• [What you are asked to do]
Quote the material exactly from the line that contains "Transcribe the text in this document." through its last line. Any pictures are to be left out.

• [Information shown]
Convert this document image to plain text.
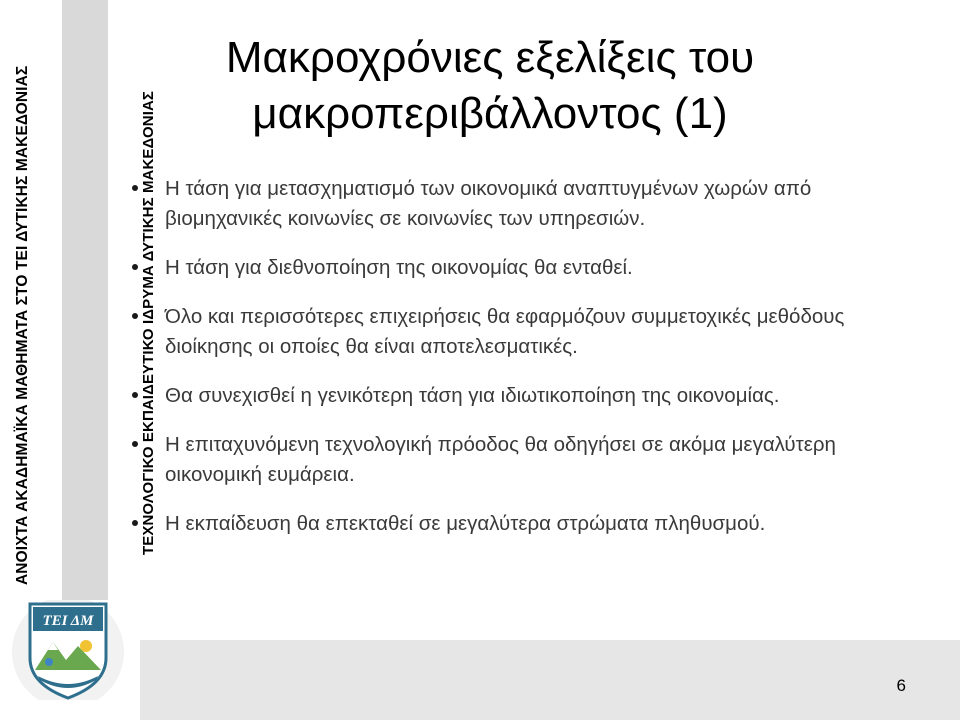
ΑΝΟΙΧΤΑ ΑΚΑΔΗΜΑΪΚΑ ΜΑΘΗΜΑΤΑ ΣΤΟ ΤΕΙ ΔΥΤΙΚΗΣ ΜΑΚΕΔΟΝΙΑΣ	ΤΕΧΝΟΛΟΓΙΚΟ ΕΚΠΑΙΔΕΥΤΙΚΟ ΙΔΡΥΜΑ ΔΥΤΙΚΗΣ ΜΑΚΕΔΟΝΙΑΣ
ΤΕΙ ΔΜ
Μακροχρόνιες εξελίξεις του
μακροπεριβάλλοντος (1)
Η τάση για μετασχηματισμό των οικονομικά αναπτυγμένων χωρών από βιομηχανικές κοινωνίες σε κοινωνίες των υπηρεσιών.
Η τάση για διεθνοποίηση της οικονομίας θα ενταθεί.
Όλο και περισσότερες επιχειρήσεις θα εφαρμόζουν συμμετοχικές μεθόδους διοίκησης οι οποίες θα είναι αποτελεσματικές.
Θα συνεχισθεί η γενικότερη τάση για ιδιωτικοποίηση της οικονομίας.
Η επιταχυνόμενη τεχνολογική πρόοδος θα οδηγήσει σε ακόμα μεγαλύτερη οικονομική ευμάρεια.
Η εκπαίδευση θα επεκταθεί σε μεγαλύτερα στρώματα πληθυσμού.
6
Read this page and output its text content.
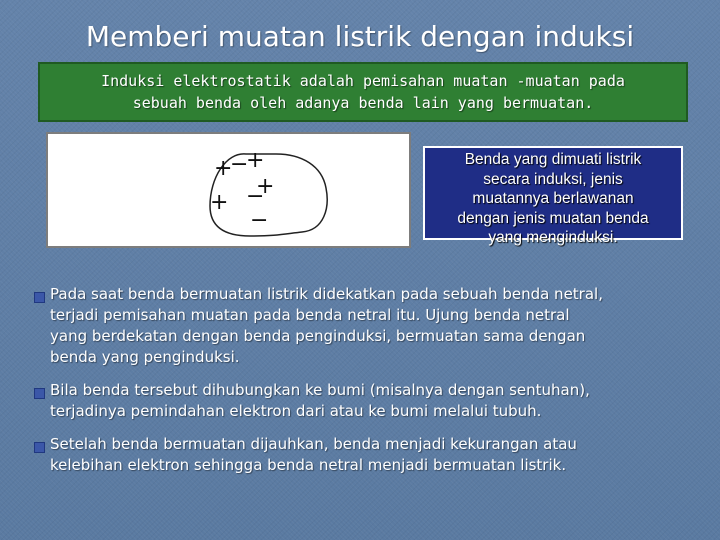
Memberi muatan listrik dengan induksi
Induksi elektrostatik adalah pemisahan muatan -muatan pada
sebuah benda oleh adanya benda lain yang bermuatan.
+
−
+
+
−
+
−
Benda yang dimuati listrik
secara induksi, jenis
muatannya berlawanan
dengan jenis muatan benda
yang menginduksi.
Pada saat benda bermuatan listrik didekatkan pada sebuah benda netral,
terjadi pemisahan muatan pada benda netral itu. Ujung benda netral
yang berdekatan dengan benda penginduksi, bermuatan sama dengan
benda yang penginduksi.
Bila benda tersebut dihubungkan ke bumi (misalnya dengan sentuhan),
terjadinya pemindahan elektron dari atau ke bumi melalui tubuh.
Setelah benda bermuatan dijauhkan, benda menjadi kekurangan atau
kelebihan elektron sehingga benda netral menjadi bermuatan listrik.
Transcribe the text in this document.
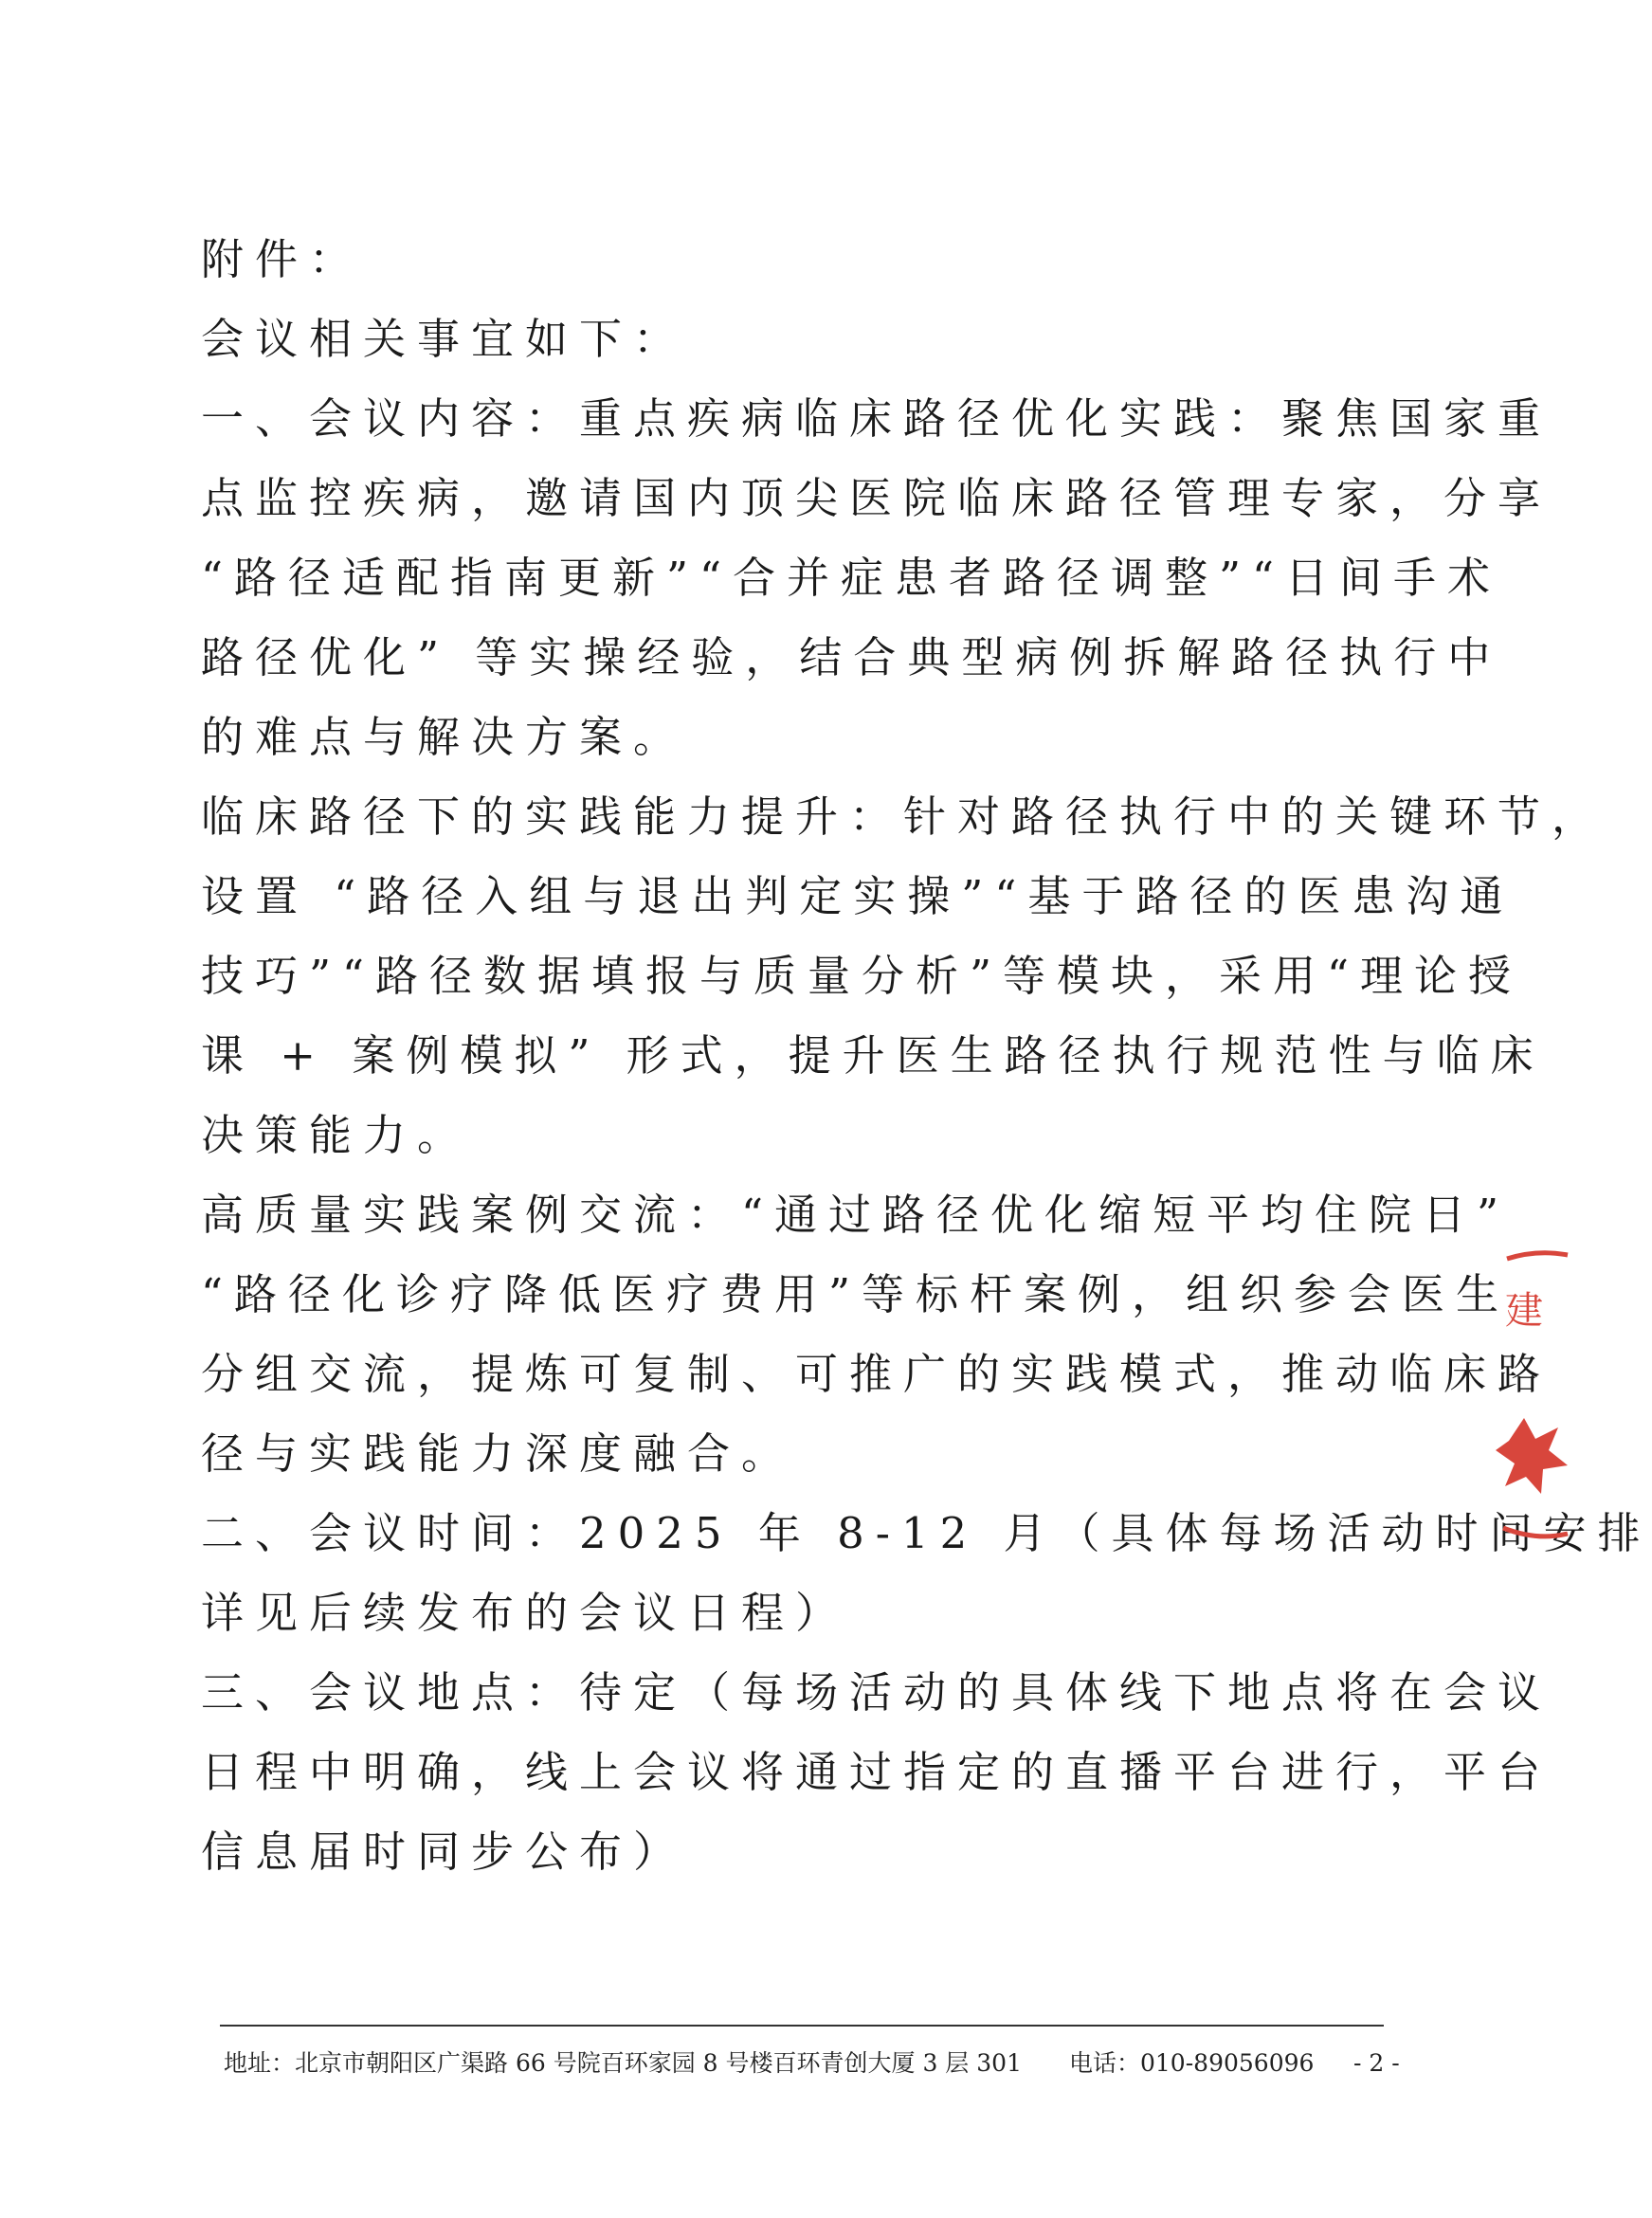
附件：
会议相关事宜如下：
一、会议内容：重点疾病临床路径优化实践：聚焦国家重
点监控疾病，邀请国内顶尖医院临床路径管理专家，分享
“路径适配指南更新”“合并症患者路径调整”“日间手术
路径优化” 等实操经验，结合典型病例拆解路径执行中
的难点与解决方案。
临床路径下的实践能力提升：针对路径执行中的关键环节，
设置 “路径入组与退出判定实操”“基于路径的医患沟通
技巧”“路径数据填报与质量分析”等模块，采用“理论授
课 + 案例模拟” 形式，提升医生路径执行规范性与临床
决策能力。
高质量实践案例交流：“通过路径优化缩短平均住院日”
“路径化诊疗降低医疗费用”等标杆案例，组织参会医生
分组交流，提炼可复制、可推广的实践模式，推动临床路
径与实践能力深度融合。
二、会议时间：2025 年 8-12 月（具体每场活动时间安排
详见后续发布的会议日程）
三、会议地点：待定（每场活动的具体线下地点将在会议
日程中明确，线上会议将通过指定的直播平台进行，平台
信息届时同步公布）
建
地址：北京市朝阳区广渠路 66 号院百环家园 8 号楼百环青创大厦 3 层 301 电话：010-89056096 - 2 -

• [Final result]
Transcribe the text in this document.
附件：
会议相关事宜如下：
一、会议内容：重点疾病临床路径优化实践：聚焦国家重
点监控疾病，邀请国内顶尖医院临床路径管理专家，分享
“路径适配指南更新”“合并症患者路径调整”“日间手术
路径优化” 等实操经验，结合典型病例拆解路径执行中
的难点与解决方案。
临床路径下的实践能力提升：针对路径执行中的关键环节，
设置 “路径入组与退出判定实操”“基于路径的医患沟通
技巧”“路径数据填报与质量分析”等模块，采用“理论授
课 + 案例模拟” 形式，提升医生路径执行规范性与临床
决策能力。
高质量实践案例交流：“通过路径优化缩短平均住院日”
“路径化诊疗降低医疗费用”等标杆案例，组织参会医生
分组交流，提炼可复制、可推广的实践模式，推动临床路
径与实践能力深度融合。
二、会议时间：2025 年 8-12 月（具体每场活动时间安排
详见后续发布的会议日程）
三、会议地点：待定（每场活动的具体线下地点将在会议
日程中明确，线上会议将通过指定的直播平台进行，平台
信息届时同步公布）
建
地址：北京市朝阳区广渠路 66 号院百环家园 8 号楼百环青创大厦 3 层 301 电话：010-89056096 - 2 -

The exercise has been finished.